(Stated task) Keep only the lines that hold the string "обеспечить", filtering out the rest of the entries below.
□ □ □ □ □
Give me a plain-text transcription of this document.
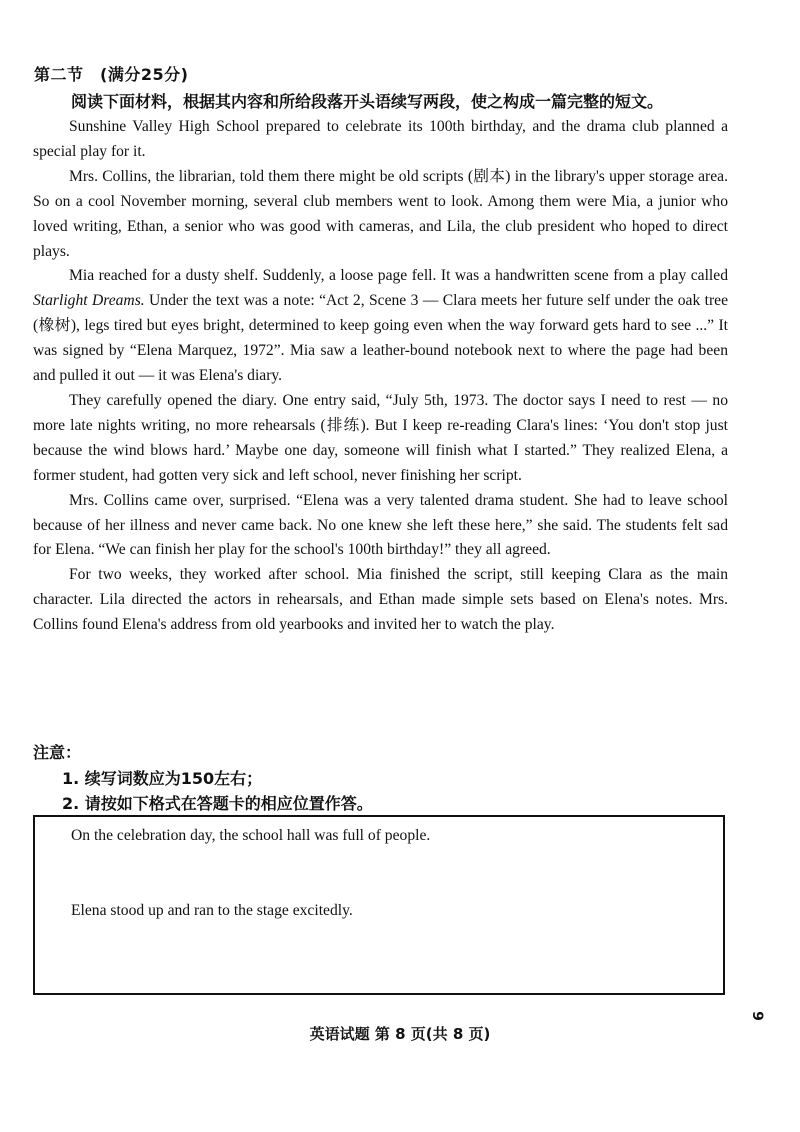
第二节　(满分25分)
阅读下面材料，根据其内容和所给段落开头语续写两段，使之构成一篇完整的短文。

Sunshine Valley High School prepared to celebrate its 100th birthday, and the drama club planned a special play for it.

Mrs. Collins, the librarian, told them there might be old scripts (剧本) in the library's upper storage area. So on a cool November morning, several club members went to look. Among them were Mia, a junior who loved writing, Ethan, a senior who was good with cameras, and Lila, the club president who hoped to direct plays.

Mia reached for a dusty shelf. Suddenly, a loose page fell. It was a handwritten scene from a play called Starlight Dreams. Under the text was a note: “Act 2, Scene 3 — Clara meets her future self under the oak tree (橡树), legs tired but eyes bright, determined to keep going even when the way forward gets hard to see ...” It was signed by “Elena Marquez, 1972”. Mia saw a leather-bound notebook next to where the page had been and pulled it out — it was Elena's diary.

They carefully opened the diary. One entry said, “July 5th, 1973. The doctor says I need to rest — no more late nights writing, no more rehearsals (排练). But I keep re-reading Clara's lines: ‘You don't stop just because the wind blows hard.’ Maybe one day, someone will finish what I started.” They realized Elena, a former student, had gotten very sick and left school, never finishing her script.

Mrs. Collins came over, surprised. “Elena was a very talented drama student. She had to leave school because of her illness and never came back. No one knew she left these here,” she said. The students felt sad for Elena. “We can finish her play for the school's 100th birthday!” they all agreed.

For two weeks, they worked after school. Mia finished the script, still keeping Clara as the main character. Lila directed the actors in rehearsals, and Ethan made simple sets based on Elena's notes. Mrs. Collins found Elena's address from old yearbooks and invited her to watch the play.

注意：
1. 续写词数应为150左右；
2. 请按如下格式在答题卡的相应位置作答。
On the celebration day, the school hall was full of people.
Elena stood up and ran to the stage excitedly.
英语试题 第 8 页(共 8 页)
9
□ □ □ □ □
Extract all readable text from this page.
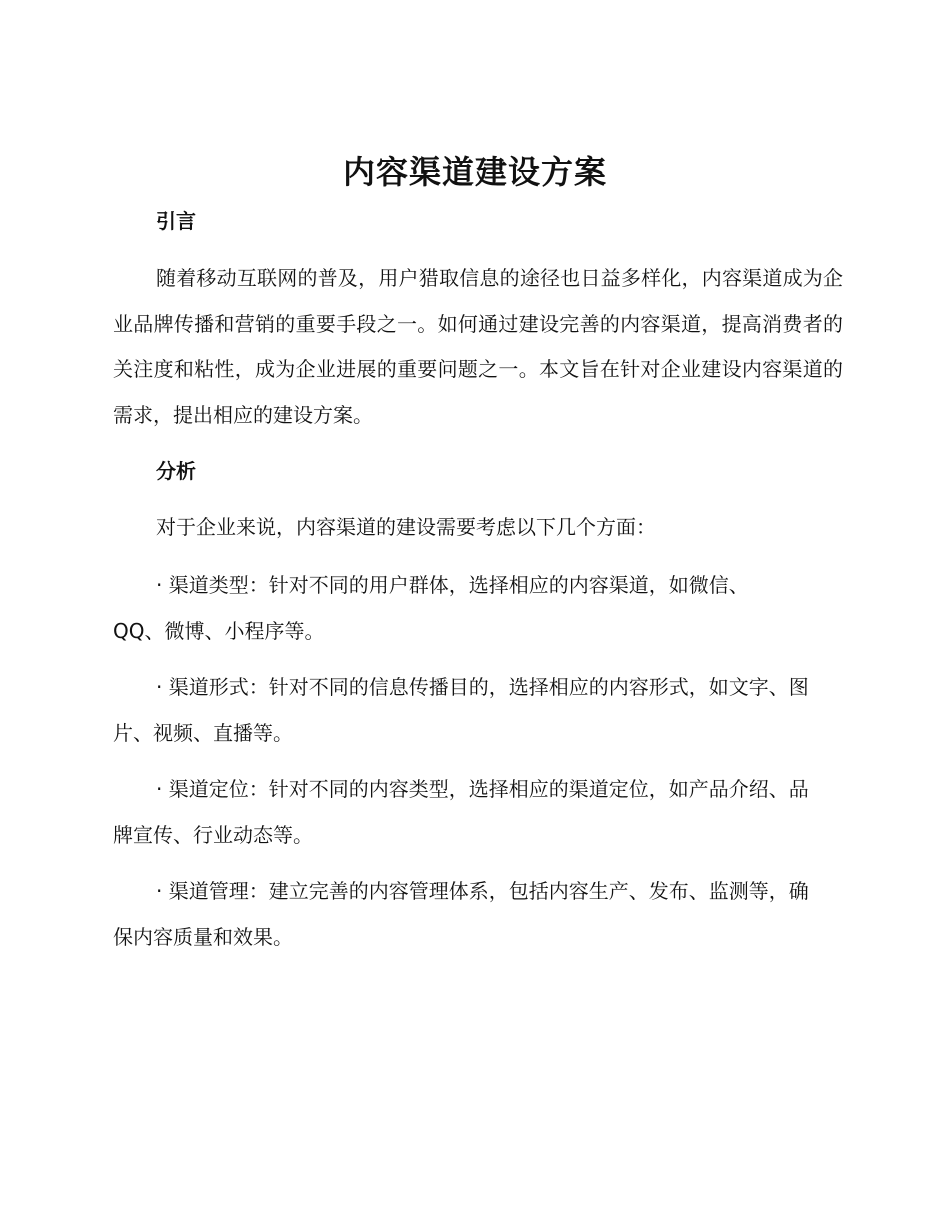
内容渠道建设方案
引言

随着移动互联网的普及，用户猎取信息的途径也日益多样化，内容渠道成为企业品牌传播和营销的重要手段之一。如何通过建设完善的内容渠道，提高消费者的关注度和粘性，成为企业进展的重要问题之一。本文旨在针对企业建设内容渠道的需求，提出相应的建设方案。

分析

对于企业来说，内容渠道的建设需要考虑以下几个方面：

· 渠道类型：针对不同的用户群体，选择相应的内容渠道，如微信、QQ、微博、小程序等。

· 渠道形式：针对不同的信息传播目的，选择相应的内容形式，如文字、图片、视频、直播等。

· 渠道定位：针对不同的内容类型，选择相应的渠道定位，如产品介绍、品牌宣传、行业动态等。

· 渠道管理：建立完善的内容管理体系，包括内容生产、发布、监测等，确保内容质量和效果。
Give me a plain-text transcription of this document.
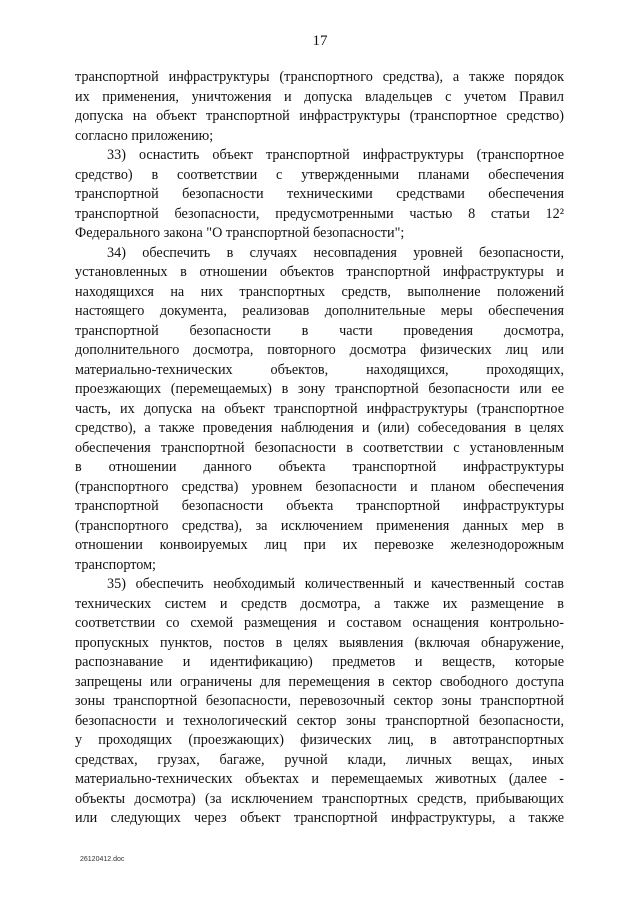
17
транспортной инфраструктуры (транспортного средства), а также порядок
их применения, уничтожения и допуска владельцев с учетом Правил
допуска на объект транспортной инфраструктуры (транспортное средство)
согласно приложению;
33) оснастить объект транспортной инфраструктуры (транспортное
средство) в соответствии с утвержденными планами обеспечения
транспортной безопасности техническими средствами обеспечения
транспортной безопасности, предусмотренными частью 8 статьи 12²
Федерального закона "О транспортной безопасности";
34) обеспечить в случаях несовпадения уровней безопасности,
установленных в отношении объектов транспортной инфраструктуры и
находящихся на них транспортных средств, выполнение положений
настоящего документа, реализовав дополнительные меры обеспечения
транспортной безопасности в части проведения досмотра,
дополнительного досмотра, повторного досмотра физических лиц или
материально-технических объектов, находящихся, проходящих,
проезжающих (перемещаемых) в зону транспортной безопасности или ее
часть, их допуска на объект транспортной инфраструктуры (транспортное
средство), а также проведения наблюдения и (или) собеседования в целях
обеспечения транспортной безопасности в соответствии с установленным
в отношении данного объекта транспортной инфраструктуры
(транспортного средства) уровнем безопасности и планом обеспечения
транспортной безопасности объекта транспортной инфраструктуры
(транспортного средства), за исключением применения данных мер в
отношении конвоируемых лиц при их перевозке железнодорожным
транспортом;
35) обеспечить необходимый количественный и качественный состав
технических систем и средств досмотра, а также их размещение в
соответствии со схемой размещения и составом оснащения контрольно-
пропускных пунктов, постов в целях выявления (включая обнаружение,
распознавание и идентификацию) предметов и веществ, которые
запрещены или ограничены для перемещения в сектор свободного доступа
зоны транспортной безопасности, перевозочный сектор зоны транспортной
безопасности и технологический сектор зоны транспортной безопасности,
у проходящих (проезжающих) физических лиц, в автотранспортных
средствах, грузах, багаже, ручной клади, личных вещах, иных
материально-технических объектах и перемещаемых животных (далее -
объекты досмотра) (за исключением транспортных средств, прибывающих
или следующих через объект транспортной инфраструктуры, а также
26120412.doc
□ □ □ □ □
(Solution)
34) обеспечить в случаях несовпадения уровней безопасности,
35) обеспечить необходимый количественный и качественный состав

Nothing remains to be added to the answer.